*** PROVIDED INFORMATION ***
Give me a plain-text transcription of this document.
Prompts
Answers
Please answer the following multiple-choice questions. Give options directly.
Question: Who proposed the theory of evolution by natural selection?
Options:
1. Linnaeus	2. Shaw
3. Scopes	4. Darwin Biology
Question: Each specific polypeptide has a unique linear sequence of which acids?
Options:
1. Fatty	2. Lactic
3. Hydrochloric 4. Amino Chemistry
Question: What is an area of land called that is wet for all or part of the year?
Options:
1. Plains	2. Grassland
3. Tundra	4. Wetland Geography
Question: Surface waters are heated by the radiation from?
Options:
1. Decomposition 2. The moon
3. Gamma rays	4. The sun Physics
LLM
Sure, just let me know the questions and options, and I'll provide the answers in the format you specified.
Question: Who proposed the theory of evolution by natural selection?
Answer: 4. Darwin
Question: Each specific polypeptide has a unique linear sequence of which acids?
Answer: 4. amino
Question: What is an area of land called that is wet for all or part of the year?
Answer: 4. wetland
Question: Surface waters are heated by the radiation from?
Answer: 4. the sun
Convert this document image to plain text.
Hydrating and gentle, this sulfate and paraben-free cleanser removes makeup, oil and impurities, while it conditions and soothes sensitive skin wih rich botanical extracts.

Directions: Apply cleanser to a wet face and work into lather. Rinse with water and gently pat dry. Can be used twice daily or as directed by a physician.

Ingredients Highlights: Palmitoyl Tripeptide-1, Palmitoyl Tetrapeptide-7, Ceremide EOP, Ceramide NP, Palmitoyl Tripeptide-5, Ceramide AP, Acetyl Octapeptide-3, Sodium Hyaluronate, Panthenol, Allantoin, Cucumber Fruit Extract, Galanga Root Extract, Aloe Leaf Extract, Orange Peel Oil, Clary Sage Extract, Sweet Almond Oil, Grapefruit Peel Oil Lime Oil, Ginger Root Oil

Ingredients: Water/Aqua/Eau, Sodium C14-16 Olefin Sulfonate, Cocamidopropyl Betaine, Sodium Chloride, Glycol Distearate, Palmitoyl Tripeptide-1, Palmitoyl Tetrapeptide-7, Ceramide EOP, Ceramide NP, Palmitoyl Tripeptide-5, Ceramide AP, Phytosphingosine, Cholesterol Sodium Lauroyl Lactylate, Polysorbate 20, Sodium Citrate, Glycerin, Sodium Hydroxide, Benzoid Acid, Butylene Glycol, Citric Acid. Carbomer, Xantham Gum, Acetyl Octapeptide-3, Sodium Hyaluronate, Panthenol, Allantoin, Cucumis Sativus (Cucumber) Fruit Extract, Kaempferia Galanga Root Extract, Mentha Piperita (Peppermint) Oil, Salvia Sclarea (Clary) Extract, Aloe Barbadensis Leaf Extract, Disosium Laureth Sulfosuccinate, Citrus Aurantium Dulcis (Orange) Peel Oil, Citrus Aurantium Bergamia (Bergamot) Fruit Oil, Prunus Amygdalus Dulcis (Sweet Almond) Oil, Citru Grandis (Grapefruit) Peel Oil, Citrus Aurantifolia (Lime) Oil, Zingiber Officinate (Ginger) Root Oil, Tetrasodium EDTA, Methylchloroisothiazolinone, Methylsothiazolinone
*** End of PROVIDED INFORMATION ***
WHAT IS BEING ASKED. Reproduce all of the data above, exactly and without omission.

THE ANSWER.
Give me a plain-text transcription of this document.
Prompts
Answers
Please answer the following multiple-choice questions. Give options directly.
Question: Who proposed the theory of evolution by natural selection?
Options:
1. Linnaeus	2. Shaw
3. Scopes	4. Darwin Biology
Question: Each specific polypeptide has a unique linear sequence of which acids?
Options:
1. Fatty	2. Lactic
3. Hydrochloric 4. Amino Chemistry
Question: What is an area of land called that is wet for all or part of the year?
Options:
1. Plains	2. Grassland
3. Tundra	4. Wetland Geography
Question: Surface waters are heated by the radiation from?
Options:
1. Decomposition 2. The moon
3. Gamma rays	4. The sun Physics
LLM
Sure, just let me know the questions and options, and I'll provide the answers in the format you specified.
Question: Who proposed the theory of evolution by natural selection?
Answer: 4. Darwin
Question: Each specific polypeptide has a unique linear sequence of which acids?
Answer: 4. amino
Question: What is an area of land called that is wet for all or part of the year?
Answer: 4. wetland
Question: Surface waters are heated by the radiation from?
Answer: 4. the sun
Convert this document image to plain text.
Hydrating and gentle, this sulfate and paraben-free cleanser removes makeup, oil and impurities, while it conditions and soothes sensitive skin wih rich botanical extracts.

Directions: Apply cleanser to a wet face and work into lather. Rinse with water and gently pat dry. Can be used twice daily or as directed by a physician.

Ingredients Highlights: Palmitoyl Tripeptide-1, Palmitoyl Tetrapeptide-7, Ceremide EOP, Ceramide NP, Palmitoyl Tripeptide-5, Ceramide AP, Acetyl Octapeptide-3, Sodium Hyaluronate, Panthenol, Allantoin, Cucumber Fruit Extract, Galanga Root Extract, Aloe Leaf Extract, Orange Peel Oil, Clary Sage Extract, Sweet Almond Oil, Grapefruit Peel Oil Lime Oil, Ginger Root Oil

Ingredients: Water/Aqua/Eau, Sodium C14-16 Olefin Sulfonate, Cocamidopropyl Betaine, Sodium Chloride, Glycol Distearate, Palmitoyl Tripeptide-1, Palmitoyl Tetrapeptide-7, Ceramide EOP, Ceramide NP, Palmitoyl Tripeptide-5, Ceramide AP, Phytosphingosine, Cholesterol Sodium Lauroyl Lactylate, Polysorbate 20, Sodium Citrate, Glycerin, Sodium Hydroxide, Benzoid Acid, Butylene Glycol, Citric Acid. Carbomer, Xantham Gum, Acetyl Octapeptide-3, Sodium Hyaluronate, Panthenol, Allantoin, Cucumis Sativus (Cucumber) Fruit Extract, Kaempferia Galanga Root Extract, Mentha Piperita (Peppermint) Oil, Salvia Sclarea (Clary) Extract, Aloe Barbadensis Leaf Extract, Disosium Laureth Sulfosuccinate, Citrus Aurantium Dulcis (Orange) Peel Oil, Citrus Aurantium Bergamia (Bergamot) Fruit Oil, Prunus Amygdalus Dulcis (Sweet Almond) Oil, Citru Grandis (Grapefruit) Peel Oil, Citrus Aurantifolia (Lime) Oil, Zingiber Officinate (Ginger) Root Oil, Tetrasodium EDTA, Methylchloroisothiazolinone, Methylsothiazolinone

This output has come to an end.